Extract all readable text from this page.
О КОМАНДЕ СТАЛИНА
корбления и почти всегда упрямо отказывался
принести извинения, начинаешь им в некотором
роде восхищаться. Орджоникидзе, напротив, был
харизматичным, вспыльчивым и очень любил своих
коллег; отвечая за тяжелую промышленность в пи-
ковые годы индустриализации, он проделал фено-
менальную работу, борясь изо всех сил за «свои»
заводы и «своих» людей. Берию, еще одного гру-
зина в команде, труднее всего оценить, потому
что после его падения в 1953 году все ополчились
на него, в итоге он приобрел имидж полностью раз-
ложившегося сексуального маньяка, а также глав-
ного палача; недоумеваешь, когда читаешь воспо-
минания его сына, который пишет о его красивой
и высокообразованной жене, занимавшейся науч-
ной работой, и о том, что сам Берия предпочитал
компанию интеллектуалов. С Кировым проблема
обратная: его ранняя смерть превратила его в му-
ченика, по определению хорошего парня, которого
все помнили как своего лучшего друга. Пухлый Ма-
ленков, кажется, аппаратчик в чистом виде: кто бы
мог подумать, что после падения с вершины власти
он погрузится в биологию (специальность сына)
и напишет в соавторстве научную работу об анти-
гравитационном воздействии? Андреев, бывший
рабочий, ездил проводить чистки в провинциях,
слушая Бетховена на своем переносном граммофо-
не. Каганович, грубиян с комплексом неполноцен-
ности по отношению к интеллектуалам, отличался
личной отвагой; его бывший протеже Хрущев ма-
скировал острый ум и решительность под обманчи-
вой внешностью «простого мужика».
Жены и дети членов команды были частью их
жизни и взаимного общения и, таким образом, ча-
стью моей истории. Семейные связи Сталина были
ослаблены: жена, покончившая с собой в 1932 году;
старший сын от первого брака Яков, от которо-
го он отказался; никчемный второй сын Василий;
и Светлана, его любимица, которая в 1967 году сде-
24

=-=-=-=-=

Output the entries verbatim.

#### Full solution:
Extract all readable text from this page.
О КОМАНДЕ СТАЛИНА
корбления и почти всегда упрямо отказывался
принести извинения, начинаешь им в некотором
роде восхищаться. Орджоникидзе, напротив, был
харизматичным, вспыльчивым и очень любил своих
коллег; отвечая за тяжелую промышленность в пи-
ковые годы индустриализации, он проделал фено-
менальную работу, борясь изо всех сил за «свои»
заводы и «своих» людей. Берию, еще одного гру-
зина в команде, труднее всего оценить, потому
что после его падения в 1953 году все ополчились
на него, в итоге он приобрел имидж полностью раз-
ложившегося сексуального маньяка, а также глав-
ного палача; недоумеваешь, когда читаешь воспо-
минания его сына, который пишет о его красивой
и высокообразованной жене, занимавшейся науч-
ной работой, и о том, что сам Берия предпочитал
компанию интеллектуалов. С Кировым проблема
обратная: его ранняя смерть превратила его в му-
ченика, по определению хорошего парня, которого
все помнили как своего лучшего друга. Пухлый Ма-
ленков, кажется, аппаратчик в чистом виде: кто бы
мог подумать, что после падения с вершины власти
он погрузится в биологию (специальность сына)
и напишет в соавторстве научную работу об анти-
гравитационном воздействии? Андреев, бывший
рабочий, ездил проводить чистки в провинциях,
слушая Бетховена на своем переносном граммофо-
не. Каганович, грубиян с комплексом неполноцен-
ности по отношению к интеллектуалам, отличался
личной отвагой; его бывший протеже Хрущев ма-
скировал острый ум и решительность под обманчи-
вой внешностью «простого мужика».
Жены и дети членов команды были частью их
жизни и взаимного общения и, таким образом, ча-
стью моей истории. Семейные связи Сталина были
ослаблены: жена, покончившая с собой в 1932 году;
старший сын от первого брака Яков, от которо-
го он отказался; никчемный второй сын Василий;
и Светлана, его любимица, которая в 1967 году сде-
24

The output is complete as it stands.